**Problem details:**
Set out the lines as a numbered list, omitting blank lines. Leave the pictures out of your answer.

Boxed element entries
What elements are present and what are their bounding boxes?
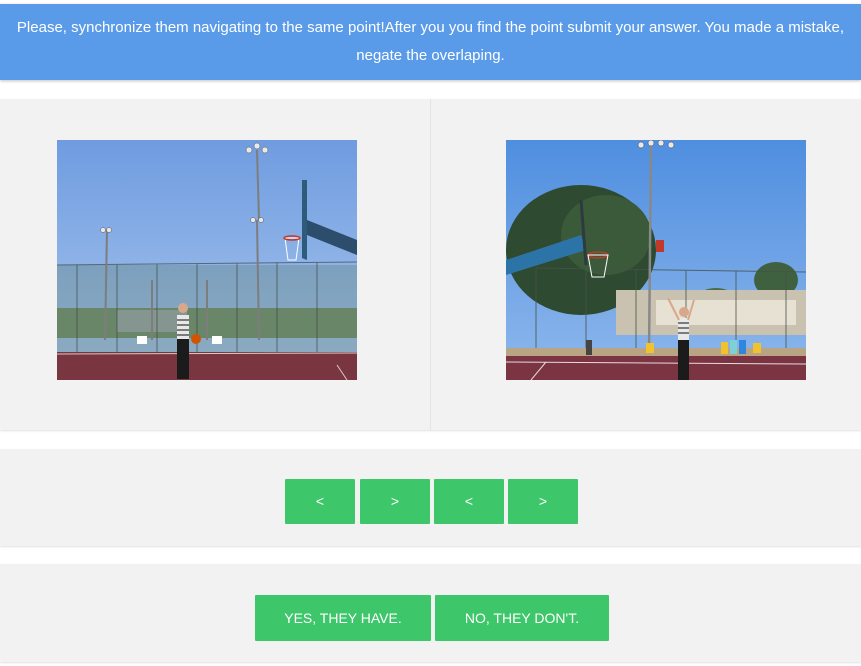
panel-divider <box>430 99 431 430</box>
no-button[interactable]: NO, THEY DON'T. <box>435 595 609 641</box>
video-panel <box>0 99 861 430</box>
answer-panel: YES, THEY HAVE. NO, THEY DON'T. <box>0 564 861 662</box>
yes-button[interactable]: YES, THEY HAVE. <box>255 595 431 641</box>
instruction-text-line1: Please, synchronize them navigating to t… <box>16 19 845 36</box>
left-video-back-button[interactable]: < <box>285 479 355 524</box>
right-video-back-button[interactable]: < <box>434 479 504 524</box>
right-video-frame <box>506 140 806 380</box>
instruction-text-line2: negate the overlaping. <box>356 47 505 64</box>
left-video-frame <box>57 140 357 380</box>
instruction-banner: Please, synchronize them navigating to t… <box>0 4 861 80</box>
navigation-panel: < > < > <box>0 449 861 546</box>
left-video-forward-button[interactable]: > <box>360 479 430 524</box>
right-video-forward-button[interactable]: > <box>508 479 578 524</box>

**Exercise output:**
1. What elements are present and what are their bounding boxes?
2. panel-divider <box>430 99 431 430</box>
3. no-button[interactable]: NO, THEY DON'T. <box>435 595 609 641</box>
4. video-panel <box>0 99 861 430</box>
5. answer-panel: YES, THEY HAVE. NO, THEY DON'T. <box>0 564 861 662</box>
6. yes-button[interactable]: YES, THEY HAVE. <box>255 595 431 641</box>
7. instruction-text-line1: Please, synchronize them navigating to t… <box>16 19 845 36</box>
8. left-video-back-button[interactable]: < <box>285 479 355 524</box>
9. right-video-back-button[interactable]: < <box>434 479 504 524</box>
10. right-video-frame <box>506 140 806 380</box>
11. instruction-text-line2: negate the overlaping. <box>356 47 505 64</box>
12. left-video-frame <box>57 140 357 380</box>
13. instruction-banner: Please, synchronize them navigating to t… <box>0 4 861 80</box>
14. navigation-panel: < > < > <box>0 449 861 546</box>
15. left-video-forward-button[interactable]: > <box>360 479 430 524</box>
16. right-video-forward-button[interactable]: > <box>508 479 578 524</box>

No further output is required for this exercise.